The entries below should be transcribed in their entirety, exactly as written.
** START **
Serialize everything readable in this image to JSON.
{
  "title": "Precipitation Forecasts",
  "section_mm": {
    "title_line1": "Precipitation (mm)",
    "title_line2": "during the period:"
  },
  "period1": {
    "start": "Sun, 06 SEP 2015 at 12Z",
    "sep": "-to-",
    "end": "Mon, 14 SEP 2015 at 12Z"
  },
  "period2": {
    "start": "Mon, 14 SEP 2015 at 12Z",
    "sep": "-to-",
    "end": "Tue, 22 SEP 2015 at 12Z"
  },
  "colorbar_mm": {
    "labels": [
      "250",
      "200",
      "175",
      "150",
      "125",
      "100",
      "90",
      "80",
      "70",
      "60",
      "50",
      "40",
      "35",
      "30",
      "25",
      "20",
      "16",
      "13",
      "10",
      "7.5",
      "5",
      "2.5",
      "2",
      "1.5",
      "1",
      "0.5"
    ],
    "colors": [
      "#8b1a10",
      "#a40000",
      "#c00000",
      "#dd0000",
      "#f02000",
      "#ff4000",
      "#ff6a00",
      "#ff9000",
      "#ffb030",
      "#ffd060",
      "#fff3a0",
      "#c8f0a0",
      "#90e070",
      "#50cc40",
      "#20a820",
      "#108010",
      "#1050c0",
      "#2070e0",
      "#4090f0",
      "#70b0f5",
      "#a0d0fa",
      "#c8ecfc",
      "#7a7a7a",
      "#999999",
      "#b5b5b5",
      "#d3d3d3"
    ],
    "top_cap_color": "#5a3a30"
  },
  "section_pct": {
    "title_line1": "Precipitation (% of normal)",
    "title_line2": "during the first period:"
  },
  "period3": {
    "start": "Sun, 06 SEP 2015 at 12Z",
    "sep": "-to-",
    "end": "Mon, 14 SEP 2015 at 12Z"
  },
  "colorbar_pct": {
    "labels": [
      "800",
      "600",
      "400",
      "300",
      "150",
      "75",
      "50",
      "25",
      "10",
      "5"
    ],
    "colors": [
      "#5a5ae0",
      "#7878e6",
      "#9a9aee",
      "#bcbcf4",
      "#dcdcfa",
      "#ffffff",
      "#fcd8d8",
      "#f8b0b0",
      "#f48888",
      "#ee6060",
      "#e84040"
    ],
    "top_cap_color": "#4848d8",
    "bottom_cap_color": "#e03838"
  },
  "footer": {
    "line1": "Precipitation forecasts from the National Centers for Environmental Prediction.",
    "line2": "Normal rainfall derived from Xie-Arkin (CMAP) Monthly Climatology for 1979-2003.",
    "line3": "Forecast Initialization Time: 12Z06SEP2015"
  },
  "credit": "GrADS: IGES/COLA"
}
** END **
*Output for this task*
Serialize everything readable in this image to JSON.
{
  "title": "Precipitation Forecasts",
  "section_mm": {
    "title_line1": "Precipitation (mm)",
    "title_line2": "during the period:"
  },
  "period1": {
    "start": "Sun, 06 SEP 2015 at 12Z",
    "sep": "-to-",
    "end": "Mon, 14 SEP 2015 at 12Z"
  },
  "period2": {
    "start": "Mon, 14 SEP 2015 at 12Z",
    "sep": "-to-",
    "end": "Tue, 22 SEP 2015 at 12Z"
  },
  "colorbar_mm": {
    "labels": [
      "250",
      "200",
      "175",
      "150",
      "125",
      "100",
      "90",
      "80",
      "70",
      "60",
      "50",
      "40",
      "35",
      "30",
      "25",
      "20",
      "16",
      "13",
      "10",
      "7.5",
      "5",
      "2.5",
      "2",
      "1.5",
      "1",
      "0.5"
    ],
    "colors": [
      "#8b1a10",
      "#a40000",
      "#c00000",
      "#dd0000",
      "#f02000",
      "#ff4000",
      "#ff6a00",
      "#ff9000",
      "#ffb030",
      "#ffd060",
      "#fff3a0",
      "#c8f0a0",
      "#90e070",
      "#50cc40",
      "#20a820",
      "#108010",
      "#1050c0",
      "#2070e0",
      "#4090f0",
      "#70b0f5",
      "#a0d0fa",
      "#c8ecfc",
      "#7a7a7a",
      "#999999",
      "#b5b5b5",
      "#d3d3d3"
    ],
    "top_cap_color": "#5a3a30"
  },
  "section_pct": {
    "title_line1": "Precipitation (% of normal)",
    "title_line2": "during the first period:"
  },
  "period3": {
    "start": "Sun, 06 SEP 2015 at 12Z",
    "sep": "-to-",
    "end": "Mon, 14 SEP 2015 at 12Z"
  },
  "colorbar_pct": {
    "labels": [
      "800",
      "600",
      "400",
      "300",
      "150",
      "75",
      "50",
      "25",
      "10",
      "5"
    ],
    "colors": [
      "#5a5ae0",
      "#7878e6",
      "#9a9aee",
      "#bcbcf4",
      "#dcdcfa",
      "#ffffff",
      "#fcd8d8",
      "#f8b0b0",
      "#f48888",
      "#ee6060",
      "#e84040"
    ],
    "top_cap_color": "#4848d8",
    "bottom_cap_color": "#e03838"
  },
  "footer": {
    "line1": "Precipitation forecasts from the National Centers for Environmental Prediction.",
    "line2": "Normal rainfall derived from Xie-Arkin (CMAP) Monthly Climatology for 1979-2003.",
    "line3": "Forecast Initialization Time: 12Z06SEP2015"
  },
  "credit": "GrADS: IGES/COLA"
}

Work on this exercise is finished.